Goal of the exercise – Locate and copy all lines bearing the word "swift".

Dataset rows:

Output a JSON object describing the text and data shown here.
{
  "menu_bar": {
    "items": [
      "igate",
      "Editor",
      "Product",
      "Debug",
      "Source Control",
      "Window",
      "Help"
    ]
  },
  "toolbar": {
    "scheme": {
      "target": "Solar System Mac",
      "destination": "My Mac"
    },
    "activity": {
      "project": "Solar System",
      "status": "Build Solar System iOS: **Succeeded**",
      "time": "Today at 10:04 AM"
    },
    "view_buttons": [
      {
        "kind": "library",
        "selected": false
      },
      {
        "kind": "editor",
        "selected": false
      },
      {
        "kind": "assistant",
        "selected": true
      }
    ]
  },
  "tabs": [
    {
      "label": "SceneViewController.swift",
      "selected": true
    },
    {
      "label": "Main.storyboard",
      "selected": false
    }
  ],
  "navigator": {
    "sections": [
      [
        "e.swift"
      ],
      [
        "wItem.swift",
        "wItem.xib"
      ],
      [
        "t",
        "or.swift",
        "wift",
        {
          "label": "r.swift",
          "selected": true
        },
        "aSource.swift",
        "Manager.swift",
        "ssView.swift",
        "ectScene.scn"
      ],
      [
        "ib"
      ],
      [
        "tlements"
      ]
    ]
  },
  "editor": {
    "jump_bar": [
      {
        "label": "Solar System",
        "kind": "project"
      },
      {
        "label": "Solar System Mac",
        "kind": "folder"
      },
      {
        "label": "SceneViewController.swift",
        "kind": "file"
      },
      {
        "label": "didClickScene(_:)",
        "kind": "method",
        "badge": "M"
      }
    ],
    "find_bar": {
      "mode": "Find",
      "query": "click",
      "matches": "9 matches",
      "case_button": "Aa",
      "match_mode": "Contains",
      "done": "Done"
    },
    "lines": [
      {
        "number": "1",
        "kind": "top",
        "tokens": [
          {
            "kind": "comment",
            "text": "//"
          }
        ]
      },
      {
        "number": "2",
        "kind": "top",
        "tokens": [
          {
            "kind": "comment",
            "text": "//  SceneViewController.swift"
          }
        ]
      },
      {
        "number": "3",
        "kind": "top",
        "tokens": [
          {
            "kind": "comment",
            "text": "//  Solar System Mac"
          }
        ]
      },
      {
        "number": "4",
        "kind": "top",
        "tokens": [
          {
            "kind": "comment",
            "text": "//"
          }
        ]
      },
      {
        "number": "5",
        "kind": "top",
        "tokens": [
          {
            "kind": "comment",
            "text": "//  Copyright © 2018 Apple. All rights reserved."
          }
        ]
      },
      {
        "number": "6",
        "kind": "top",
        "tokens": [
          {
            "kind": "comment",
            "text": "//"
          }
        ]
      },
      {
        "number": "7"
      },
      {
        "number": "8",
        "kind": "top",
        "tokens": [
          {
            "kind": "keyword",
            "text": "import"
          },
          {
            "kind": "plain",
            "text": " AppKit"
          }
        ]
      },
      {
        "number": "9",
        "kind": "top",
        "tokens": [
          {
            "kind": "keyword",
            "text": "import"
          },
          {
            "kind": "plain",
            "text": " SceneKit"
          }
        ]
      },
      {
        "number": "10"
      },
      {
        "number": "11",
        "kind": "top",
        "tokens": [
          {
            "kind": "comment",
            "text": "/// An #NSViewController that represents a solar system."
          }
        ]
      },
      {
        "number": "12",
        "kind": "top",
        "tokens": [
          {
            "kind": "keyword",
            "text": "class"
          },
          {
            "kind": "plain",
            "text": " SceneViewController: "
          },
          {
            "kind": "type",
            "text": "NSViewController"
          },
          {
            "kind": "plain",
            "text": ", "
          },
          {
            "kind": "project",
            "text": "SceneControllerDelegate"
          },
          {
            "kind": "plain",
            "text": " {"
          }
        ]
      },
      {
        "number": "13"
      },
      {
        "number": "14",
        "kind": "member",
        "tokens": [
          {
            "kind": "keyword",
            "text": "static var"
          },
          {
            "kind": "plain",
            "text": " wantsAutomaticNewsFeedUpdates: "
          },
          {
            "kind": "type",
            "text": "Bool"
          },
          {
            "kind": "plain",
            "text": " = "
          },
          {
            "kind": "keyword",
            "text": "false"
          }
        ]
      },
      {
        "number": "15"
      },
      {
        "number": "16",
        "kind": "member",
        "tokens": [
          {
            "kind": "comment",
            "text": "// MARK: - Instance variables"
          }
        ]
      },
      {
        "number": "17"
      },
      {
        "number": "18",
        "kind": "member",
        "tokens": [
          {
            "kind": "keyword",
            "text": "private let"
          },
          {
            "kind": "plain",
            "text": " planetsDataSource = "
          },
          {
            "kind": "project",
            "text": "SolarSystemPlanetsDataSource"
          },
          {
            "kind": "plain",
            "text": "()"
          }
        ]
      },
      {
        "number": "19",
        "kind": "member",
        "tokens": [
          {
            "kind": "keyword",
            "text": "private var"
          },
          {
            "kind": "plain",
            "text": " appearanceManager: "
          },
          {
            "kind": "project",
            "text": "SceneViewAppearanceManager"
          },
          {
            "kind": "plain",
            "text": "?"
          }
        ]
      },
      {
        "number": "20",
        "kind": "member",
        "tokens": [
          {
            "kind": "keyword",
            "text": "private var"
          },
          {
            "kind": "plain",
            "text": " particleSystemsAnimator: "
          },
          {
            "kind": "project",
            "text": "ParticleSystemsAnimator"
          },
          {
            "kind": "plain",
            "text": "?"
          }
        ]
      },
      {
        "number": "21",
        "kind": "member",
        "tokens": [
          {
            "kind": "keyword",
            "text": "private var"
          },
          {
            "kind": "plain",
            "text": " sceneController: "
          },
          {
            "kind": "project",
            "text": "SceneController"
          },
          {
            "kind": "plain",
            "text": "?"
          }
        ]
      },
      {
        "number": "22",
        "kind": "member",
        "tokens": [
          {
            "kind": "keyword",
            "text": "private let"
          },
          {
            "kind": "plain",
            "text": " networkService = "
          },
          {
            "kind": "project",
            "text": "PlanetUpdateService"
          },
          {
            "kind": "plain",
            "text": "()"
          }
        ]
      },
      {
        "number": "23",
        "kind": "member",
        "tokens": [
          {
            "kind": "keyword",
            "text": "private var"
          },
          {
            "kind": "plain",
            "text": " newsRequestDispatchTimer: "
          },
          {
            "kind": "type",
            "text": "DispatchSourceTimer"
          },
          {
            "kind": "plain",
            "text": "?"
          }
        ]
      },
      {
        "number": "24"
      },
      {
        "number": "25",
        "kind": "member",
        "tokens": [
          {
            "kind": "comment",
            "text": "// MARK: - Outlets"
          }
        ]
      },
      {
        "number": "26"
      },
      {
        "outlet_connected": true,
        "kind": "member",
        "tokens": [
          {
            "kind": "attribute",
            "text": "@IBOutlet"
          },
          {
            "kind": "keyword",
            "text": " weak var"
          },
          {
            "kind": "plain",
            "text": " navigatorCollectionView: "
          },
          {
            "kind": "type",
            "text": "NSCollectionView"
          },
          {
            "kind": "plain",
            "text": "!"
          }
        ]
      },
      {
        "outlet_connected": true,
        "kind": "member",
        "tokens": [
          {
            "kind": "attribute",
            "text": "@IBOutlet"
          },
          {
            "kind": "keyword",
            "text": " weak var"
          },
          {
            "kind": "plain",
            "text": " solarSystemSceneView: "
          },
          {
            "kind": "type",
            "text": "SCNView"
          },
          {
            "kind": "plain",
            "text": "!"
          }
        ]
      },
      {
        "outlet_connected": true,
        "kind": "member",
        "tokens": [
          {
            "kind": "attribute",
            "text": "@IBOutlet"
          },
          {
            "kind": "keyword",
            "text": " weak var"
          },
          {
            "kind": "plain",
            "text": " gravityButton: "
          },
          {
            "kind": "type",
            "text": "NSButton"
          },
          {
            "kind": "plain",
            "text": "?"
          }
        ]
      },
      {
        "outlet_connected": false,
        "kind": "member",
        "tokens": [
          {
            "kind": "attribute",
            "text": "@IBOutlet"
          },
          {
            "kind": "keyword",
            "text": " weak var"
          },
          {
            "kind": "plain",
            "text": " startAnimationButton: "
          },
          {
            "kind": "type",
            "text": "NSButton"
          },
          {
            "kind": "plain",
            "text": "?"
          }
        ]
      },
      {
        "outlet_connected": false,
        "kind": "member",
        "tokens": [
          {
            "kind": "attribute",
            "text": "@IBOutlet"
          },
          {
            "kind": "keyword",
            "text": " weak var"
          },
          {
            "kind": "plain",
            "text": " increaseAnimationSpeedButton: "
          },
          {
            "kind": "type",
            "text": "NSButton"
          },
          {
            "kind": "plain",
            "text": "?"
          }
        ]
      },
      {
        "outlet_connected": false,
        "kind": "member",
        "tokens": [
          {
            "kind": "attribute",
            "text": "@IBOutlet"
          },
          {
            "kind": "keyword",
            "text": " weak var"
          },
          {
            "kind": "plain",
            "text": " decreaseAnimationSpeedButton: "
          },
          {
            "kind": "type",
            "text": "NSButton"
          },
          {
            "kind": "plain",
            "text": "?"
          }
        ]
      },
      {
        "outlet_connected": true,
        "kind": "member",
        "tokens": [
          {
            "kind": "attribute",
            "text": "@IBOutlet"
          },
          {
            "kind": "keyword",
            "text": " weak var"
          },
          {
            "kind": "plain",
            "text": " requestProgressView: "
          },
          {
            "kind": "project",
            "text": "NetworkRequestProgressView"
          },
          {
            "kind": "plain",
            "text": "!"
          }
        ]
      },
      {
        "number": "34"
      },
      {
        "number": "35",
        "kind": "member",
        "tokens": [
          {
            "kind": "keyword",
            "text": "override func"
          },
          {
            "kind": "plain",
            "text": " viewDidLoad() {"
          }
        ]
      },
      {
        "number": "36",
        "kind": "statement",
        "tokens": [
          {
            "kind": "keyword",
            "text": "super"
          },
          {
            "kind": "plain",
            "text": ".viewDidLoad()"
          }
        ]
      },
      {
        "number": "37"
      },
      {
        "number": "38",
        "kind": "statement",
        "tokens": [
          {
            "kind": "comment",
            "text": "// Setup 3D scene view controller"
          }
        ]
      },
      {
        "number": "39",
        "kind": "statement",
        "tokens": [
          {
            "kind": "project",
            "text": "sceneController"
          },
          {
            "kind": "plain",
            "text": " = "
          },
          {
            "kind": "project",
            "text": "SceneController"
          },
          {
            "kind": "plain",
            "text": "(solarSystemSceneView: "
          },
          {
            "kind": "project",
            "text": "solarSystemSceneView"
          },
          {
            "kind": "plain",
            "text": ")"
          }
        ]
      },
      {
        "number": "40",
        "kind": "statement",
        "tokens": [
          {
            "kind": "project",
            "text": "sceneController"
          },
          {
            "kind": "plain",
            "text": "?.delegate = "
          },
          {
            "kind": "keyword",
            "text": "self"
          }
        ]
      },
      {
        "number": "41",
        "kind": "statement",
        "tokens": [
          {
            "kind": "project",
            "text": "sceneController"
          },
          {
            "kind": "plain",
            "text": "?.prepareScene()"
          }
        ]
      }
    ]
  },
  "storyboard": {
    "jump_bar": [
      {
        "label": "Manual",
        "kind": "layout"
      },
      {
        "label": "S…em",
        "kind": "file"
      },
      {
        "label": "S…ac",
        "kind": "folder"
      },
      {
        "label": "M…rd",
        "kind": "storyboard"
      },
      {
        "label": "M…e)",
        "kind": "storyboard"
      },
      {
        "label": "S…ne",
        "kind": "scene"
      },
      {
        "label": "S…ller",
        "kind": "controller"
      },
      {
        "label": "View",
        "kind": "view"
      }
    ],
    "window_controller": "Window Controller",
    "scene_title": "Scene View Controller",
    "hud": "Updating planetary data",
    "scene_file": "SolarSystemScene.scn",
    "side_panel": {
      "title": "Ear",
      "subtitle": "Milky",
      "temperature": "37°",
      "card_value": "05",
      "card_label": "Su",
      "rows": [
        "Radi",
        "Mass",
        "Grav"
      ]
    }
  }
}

Written answer –
      "label": "SceneViewController.swift",
        "e.swift"
        "wItem.swift",
        "or.swift",
          "label": "r.swift",
        "aSource.swift",
        "Manager.swift",
        "ssView.swift",
        "label": "SceneViewController.swift",
            "text": "//  SceneViewController.swift"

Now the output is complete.